What to produce:
Note each line of the listing that contains the string "label", and copy it.

====

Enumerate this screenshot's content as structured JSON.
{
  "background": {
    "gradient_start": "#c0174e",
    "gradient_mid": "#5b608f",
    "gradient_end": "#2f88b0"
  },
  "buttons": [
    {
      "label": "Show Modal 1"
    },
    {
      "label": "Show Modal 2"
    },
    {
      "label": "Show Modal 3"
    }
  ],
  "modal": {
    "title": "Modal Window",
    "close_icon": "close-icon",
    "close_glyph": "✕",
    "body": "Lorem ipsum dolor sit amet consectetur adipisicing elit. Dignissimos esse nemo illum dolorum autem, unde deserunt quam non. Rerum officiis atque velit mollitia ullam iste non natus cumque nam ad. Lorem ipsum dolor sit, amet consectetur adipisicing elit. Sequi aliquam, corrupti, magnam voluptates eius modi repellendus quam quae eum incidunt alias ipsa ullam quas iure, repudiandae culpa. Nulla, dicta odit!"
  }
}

====

Exercise output:
      "label": "Show Modal 1"
      "label": "Show Modal 2"
      "label": "Show Modal 3"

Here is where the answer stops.